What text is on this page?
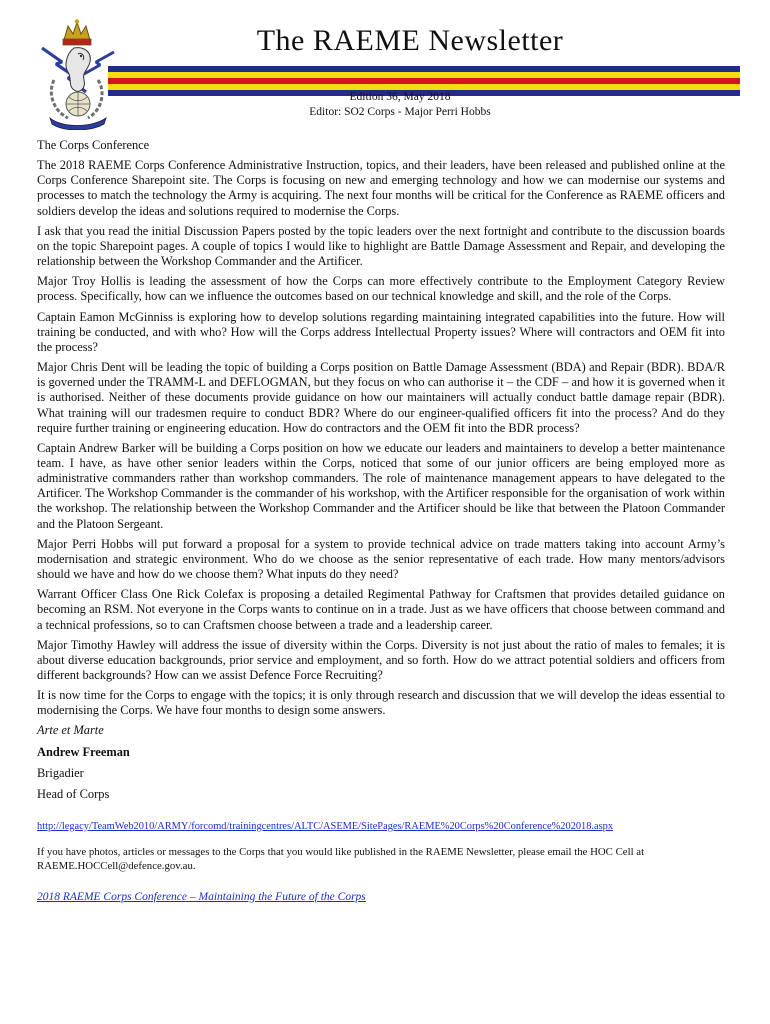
The RAEME Newsletter
Edition 36, May 2018
Editor: SO2 Corps - Major Perri Hobbs

The Corps Conference

The 2018 RAEME Corps Conference Administrative Instruction, topics, and their leaders, have been released and published online at the Corps Conference Sharepoint site. The Corps is focusing on new and emerging technology and how we can modernise our systems and processes to match the technology the Army is acquiring. The next four months will be critical for the Conference as RAEME officers and soldiers develop the ideas and solutions required to modernise the Corps.

I ask that you read the initial Discussion Papers posted by the topic leaders over the next fortnight and contribute to the discussion boards on the topic Sharepoint pages. A couple of topics I would like to highlight are Battle Damage Assessment and Repair, and developing the relationship between the Workshop Commander and the Artificer.

Major Troy Hollis is leading the assessment of how the Corps can more effectively contribute to the Employment Category Review process. Specifically, how can we influence the outcomes based on our technical knowledge and skill, and the role of the Corps.

Captain Eamon McGinniss is exploring how to develop solutions regarding maintaining integrated capabilities into the future. How will training be conducted, and with who? How will the Corps address Intellectual Property issues? Where will contractors and OEM fit into the process?

Major Chris Dent will be leading the topic of building a Corps position on Battle Damage Assessment (BDA) and Repair (BDR). BDA/R is governed under the TRAMM-L and DEFLOGMAN, but they focus on who can authorise it – the CDF – and how it is governed when it is authorised. Neither of these documents provide guidance on how our maintainers will actually conduct battle damage repair (BDR). What training will our tradesmen require to conduct BDR? Where do our engineer-qualified officers fit into the process? And do they require further training or engineering education. How do contractors and the OEM fit into the BDR process?

Captain Andrew Barker will be building a Corps position on how we educate our leaders and maintainers to develop a better maintenance team. I have, as have other senior leaders within the Corps, noticed that some of our junior officers are being employed more as administrative commanders rather than workshop commanders. The role of maintenance management appears to have delegated to the Artificer. The Workshop Commander is the commander of his workshop, with the Artificer responsible for the organisation of work within the workshop. The relationship between the Workshop Commander and the Artificer should be like that between the Platoon Commander and the Platoon Sergeant.

Major Perri Hobbs will put forward a proposal for a system to provide technical advice on trade matters taking into account Army’s modernisation and strategic environment. Who do we choose as the senior representative of each trade. How many mentors/advisors should we have and how do we choose them? What inputs do they need?

Warrant Officer Class One Rick Colefax is proposing a detailed Regimental Pathway for Craftsmen that provides detailed guidance on becoming an RSM. Not everyone in the Corps wants to continue on in a trade. Just as we have officers that choose between command and a technical professions, so to can Craftsmen choose between a trade and a leadership career.

Major Timothy Hawley will address the issue of diversity within the Corps. Diversity is not just about the ratio of males to females; it is about diverse education backgrounds, prior service and employment, and so forth. How do we attract potential soldiers and officers from different backgrounds? How can we assist Defence Force Recruiting?

It is now time for the Corps to engage with the topics; it is only through research and discussion that we will develop the ideas essential to modernising the Corps. We have four months to design some answers.

Arte et Marte

Andrew Freeman

Brigadier

Head of Corps

http://legacy/TeamWeb2010/ARMY/forcomd/trainingcentres/ALTC/ASEME/SitePages/RAEME%20Corps%20Conference%202018.aspx
If you have photos, articles or messages to the Corps that you would like published in the RAEME Newsletter, please email the HOC Cell at RAEME.HOCCell@defence.gov.au.
2018 RAEME Corps Conference – Maintaining the Future of the Corps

**EXERCISE DETAILS**:
Every line containing the string "building" must be listed.

**SOLUTION TO THE PROBLEM**:
Major Chris Dent will be leading the topic of building a Corps position on Battle Damage Assessment (BDA) and Repair (BDR). BDA/R is governed under the TRAMM-L and DEFLOGMAN, but they focus on who can authorise it – the CDF – and how it is governed when it is authorised. Neither of these documents provide guidance on how our maintainers will actually conduct battle damage repair (BDR). What training will our tradesmen require to conduct BDR? Where do our engineer-qualified officers fit into the process? And do they require further training or engineering education. How do contractors and the OEM fit into the BDR process?
Captain Andrew Barker will be building a Corps position on how we educate our leaders and maintainers to develop a better maintenance team. I have, as have other senior leaders within the Corps, noticed that some of our junior officers are being employed more as administrative commanders rather than workshop commanders. The role of maintenance management appears to have delegated to the Artificer. The Workshop Commander is the commander of his workshop, with the Artificer responsible for the organisation of work within the workshop. The relationship between the Workshop Commander and the Artificer should be like that between the Platoon Commander and the Platoon Sergeant.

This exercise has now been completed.